Required work
Below are some records; return each one exactly.

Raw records

___

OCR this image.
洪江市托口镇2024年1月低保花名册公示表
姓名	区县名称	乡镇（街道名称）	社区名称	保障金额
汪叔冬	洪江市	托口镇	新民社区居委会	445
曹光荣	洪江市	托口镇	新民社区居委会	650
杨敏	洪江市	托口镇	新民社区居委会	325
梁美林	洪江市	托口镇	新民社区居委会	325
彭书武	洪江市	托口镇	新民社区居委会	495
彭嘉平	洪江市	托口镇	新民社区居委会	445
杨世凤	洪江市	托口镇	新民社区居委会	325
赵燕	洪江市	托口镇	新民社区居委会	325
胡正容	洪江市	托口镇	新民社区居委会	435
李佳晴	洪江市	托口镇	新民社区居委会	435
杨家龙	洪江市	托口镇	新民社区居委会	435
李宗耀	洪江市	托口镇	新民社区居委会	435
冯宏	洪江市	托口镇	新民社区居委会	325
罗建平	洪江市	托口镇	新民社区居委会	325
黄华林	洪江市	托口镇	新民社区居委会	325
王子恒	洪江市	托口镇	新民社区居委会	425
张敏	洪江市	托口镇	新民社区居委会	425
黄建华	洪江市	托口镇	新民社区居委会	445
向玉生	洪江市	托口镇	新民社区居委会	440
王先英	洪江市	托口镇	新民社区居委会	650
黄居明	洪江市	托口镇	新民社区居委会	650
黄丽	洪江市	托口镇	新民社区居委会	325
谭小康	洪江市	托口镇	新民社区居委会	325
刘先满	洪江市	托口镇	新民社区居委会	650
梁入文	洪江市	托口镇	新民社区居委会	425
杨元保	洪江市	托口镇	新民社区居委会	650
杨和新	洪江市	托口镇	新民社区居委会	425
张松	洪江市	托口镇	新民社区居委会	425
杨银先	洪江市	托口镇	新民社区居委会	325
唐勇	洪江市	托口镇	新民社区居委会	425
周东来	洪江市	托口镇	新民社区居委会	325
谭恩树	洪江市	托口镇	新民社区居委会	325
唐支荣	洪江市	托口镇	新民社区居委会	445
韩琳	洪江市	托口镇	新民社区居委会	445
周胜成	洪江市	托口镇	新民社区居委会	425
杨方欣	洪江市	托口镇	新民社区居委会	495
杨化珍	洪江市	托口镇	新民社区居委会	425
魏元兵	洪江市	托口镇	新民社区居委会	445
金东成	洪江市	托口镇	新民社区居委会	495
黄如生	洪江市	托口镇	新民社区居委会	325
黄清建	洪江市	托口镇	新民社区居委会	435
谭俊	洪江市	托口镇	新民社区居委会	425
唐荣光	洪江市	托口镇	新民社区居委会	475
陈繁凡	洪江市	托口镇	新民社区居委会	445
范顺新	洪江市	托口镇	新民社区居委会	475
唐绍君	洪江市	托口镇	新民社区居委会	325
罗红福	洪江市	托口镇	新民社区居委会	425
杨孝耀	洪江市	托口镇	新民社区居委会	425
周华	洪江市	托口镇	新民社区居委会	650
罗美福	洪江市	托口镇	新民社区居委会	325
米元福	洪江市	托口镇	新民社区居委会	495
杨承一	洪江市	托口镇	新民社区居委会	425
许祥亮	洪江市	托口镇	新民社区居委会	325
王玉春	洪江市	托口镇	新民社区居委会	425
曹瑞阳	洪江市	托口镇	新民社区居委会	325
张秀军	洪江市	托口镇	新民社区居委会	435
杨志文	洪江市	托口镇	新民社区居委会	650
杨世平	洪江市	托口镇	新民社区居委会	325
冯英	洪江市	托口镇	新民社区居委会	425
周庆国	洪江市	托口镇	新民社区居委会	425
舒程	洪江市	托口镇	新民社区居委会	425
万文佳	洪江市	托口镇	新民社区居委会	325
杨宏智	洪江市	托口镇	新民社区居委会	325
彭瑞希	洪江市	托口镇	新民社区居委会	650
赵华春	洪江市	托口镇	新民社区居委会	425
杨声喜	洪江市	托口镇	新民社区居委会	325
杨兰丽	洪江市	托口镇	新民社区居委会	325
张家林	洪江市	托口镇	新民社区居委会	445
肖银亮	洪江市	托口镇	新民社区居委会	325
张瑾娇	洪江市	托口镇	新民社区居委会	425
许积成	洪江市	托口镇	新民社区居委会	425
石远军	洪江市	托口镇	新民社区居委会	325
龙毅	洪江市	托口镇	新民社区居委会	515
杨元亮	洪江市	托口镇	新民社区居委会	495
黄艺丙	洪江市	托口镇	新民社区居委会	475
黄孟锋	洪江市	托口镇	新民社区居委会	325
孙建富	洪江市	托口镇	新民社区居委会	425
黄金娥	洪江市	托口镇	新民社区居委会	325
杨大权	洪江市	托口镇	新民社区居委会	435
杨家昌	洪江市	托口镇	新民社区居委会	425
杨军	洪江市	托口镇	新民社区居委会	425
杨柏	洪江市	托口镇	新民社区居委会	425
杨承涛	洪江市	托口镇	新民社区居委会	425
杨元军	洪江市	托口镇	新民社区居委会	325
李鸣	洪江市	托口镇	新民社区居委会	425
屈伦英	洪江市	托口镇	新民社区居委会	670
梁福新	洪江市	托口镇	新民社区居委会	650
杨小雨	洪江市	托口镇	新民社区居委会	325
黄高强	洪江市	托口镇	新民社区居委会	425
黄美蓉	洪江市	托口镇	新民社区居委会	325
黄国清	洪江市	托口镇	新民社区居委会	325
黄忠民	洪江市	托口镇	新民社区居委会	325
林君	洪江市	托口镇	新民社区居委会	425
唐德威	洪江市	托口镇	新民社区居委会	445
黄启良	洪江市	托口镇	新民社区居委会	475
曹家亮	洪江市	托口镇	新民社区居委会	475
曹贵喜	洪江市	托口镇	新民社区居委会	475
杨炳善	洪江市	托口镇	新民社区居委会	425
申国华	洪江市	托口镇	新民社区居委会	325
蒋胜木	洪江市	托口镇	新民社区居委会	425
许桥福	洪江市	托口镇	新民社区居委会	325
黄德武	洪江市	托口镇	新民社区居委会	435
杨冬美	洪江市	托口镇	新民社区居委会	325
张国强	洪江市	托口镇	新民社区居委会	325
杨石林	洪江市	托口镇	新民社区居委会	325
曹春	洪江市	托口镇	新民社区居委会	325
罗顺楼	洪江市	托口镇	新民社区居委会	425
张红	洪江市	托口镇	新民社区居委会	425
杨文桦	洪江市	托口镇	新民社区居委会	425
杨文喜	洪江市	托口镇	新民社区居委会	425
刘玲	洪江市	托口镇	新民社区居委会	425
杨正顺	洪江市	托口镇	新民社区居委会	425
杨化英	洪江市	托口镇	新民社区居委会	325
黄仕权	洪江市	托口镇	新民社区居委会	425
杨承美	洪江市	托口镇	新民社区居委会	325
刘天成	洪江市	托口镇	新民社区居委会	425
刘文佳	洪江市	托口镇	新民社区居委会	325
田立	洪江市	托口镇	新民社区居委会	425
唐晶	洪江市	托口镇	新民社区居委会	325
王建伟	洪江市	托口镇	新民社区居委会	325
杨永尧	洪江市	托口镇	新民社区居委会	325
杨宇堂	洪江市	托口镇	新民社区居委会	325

___

Written answer
OCR this image.
洪江市托口镇2024年1月低保花名册公示表
姓名	区县名称	乡镇（街道名称）	社区名称	保障金额
汪叔冬	洪江市	托口镇	新民社区居委会	445
曹光荣	洪江市	托口镇	新民社区居委会	650
杨敏	洪江市	托口镇	新民社区居委会	325
梁美林	洪江市	托口镇	新民社区居委会	325
彭书武	洪江市	托口镇	新民社区居委会	495
彭嘉平	洪江市	托口镇	新民社区居委会	445
杨世凤	洪江市	托口镇	新民社区居委会	325
赵燕	洪江市	托口镇	新民社区居委会	325
胡正容	洪江市	托口镇	新民社区居委会	435
李佳晴	洪江市	托口镇	新民社区居委会	435
杨家龙	洪江市	托口镇	新民社区居委会	435
李宗耀	洪江市	托口镇	新民社区居委会	435
冯宏	洪江市	托口镇	新民社区居委会	325
罗建平	洪江市	托口镇	新民社区居委会	325
黄华林	洪江市	托口镇	新民社区居委会	325
王子恒	洪江市	托口镇	新民社区居委会	425
张敏	洪江市	托口镇	新民社区居委会	425
黄建华	洪江市	托口镇	新民社区居委会	445
向玉生	洪江市	托口镇	新民社区居委会	440
王先英	洪江市	托口镇	新民社区居委会	650
黄居明	洪江市	托口镇	新民社区居委会	650
黄丽	洪江市	托口镇	新民社区居委会	325
谭小康	洪江市	托口镇	新民社区居委会	325
刘先满	洪江市	托口镇	新民社区居委会	650
梁入文	洪江市	托口镇	新民社区居委会	425
杨元保	洪江市	托口镇	新民社区居委会	650
杨和新	洪江市	托口镇	新民社区居委会	425
张松	洪江市	托口镇	新民社区居委会	425
杨银先	洪江市	托口镇	新民社区居委会	325
唐勇	洪江市	托口镇	新民社区居委会	425
周东来	洪江市	托口镇	新民社区居委会	325
谭恩树	洪江市	托口镇	新民社区居委会	325
唐支荣	洪江市	托口镇	新民社区居委会	445
韩琳	洪江市	托口镇	新民社区居委会	445
周胜成	洪江市	托口镇	新民社区居委会	425
杨方欣	洪江市	托口镇	新民社区居委会	495
杨化珍	洪江市	托口镇	新民社区居委会	425
魏元兵	洪江市	托口镇	新民社区居委会	445
金东成	洪江市	托口镇	新民社区居委会	495
黄如生	洪江市	托口镇	新民社区居委会	325
黄清建	洪江市	托口镇	新民社区居委会	435
谭俊	洪江市	托口镇	新民社区居委会	425
唐荣光	洪江市	托口镇	新民社区居委会	475
陈繁凡	洪江市	托口镇	新民社区居委会	445
范顺新	洪江市	托口镇	新民社区居委会	475
唐绍君	洪江市	托口镇	新民社区居委会	325
罗红福	洪江市	托口镇	新民社区居委会	425
杨孝耀	洪江市	托口镇	新民社区居委会	425
周华	洪江市	托口镇	新民社区居委会	650
罗美福	洪江市	托口镇	新民社区居委会	325
米元福	洪江市	托口镇	新民社区居委会	495
杨承一	洪江市	托口镇	新民社区居委会	425
许祥亮	洪江市	托口镇	新民社区居委会	325
王玉春	洪江市	托口镇	新民社区居委会	425
曹瑞阳	洪江市	托口镇	新民社区居委会	325
张秀军	洪江市	托口镇	新民社区居委会	435
杨志文	洪江市	托口镇	新民社区居委会	650
杨世平	洪江市	托口镇	新民社区居委会	325
冯英	洪江市	托口镇	新民社区居委会	425
周庆国	洪江市	托口镇	新民社区居委会	425
舒程	洪江市	托口镇	新民社区居委会	425
万文佳	洪江市	托口镇	新民社区居委会	325
杨宏智	洪江市	托口镇	新民社区居委会	325
彭瑞希	洪江市	托口镇	新民社区居委会	650
赵华春	洪江市	托口镇	新民社区居委会	425
杨声喜	洪江市	托口镇	新民社区居委会	325
杨兰丽	洪江市	托口镇	新民社区居委会	325
张家林	洪江市	托口镇	新民社区居委会	445
肖银亮	洪江市	托口镇	新民社区居委会	325
张瑾娇	洪江市	托口镇	新民社区居委会	425
许积成	洪江市	托口镇	新民社区居委会	425
石远军	洪江市	托口镇	新民社区居委会	325
龙毅	洪江市	托口镇	新民社区居委会	515
杨元亮	洪江市	托口镇	新民社区居委会	495
黄艺丙	洪江市	托口镇	新民社区居委会	475
黄孟锋	洪江市	托口镇	新民社区居委会	325
孙建富	洪江市	托口镇	新民社区居委会	425
黄金娥	洪江市	托口镇	新民社区居委会	325
杨大权	洪江市	托口镇	新民社区居委会	435
杨家昌	洪江市	托口镇	新民社区居委会	425
杨军	洪江市	托口镇	新民社区居委会	425
杨柏	洪江市	托口镇	新民社区居委会	425
杨承涛	洪江市	托口镇	新民社区居委会	425
杨元军	洪江市	托口镇	新民社区居委会	325
李鸣	洪江市	托口镇	新民社区居委会	425
屈伦英	洪江市	托口镇	新民社区居委会	670
梁福新	洪江市	托口镇	新民社区居委会	650
杨小雨	洪江市	托口镇	新民社区居委会	325
黄高强	洪江市	托口镇	新民社区居委会	425
黄美蓉	洪江市	托口镇	新民社区居委会	325
黄国清	洪江市	托口镇	新民社区居委会	325
黄忠民	洪江市	托口镇	新民社区居委会	325
林君	洪江市	托口镇	新民社区居委会	425
唐德威	洪江市	托口镇	新民社区居委会	445
黄启良	洪江市	托口镇	新民社区居委会	475
曹家亮	洪江市	托口镇	新民社区居委会	475
曹贵喜	洪江市	托口镇	新民社区居委会	475
杨炳善	洪江市	托口镇	新民社区居委会	425
申国华	洪江市	托口镇	新民社区居委会	325
蒋胜木	洪江市	托口镇	新民社区居委会	425
许桥福	洪江市	托口镇	新民社区居委会	325
黄德武	洪江市	托口镇	新民社区居委会	435
杨冬美	洪江市	托口镇	新民社区居委会	325
张国强	洪江市	托口镇	新民社区居委会	325
杨石林	洪江市	托口镇	新民社区居委会	325
曹春	洪江市	托口镇	新民社区居委会	325
罗顺楼	洪江市	托口镇	新民社区居委会	425
张红	洪江市	托口镇	新民社区居委会	425
杨文桦	洪江市	托口镇	新民社区居委会	425
杨文喜	洪江市	托口镇	新民社区居委会	425
刘玲	洪江市	托口镇	新民社区居委会	425
杨正顺	洪江市	托口镇	新民社区居委会	425
杨化英	洪江市	托口镇	新民社区居委会	325
黄仕权	洪江市	托口镇	新民社区居委会	425
杨承美	洪江市	托口镇	新民社区居委会	325
刘天成	洪江市	托口镇	新民社区居委会	425
刘文佳	洪江市	托口镇	新民社区居委会	325
田立	洪江市	托口镇	新民社区居委会	425
唐晶	洪江市	托口镇	新民社区居委会	325
王建伟	洪江市	托口镇	新民社区居委会	325
杨永尧	洪江市	托口镇	新民社区居委会	325
杨宇堂	洪江市	托口镇	新民社区居委会	325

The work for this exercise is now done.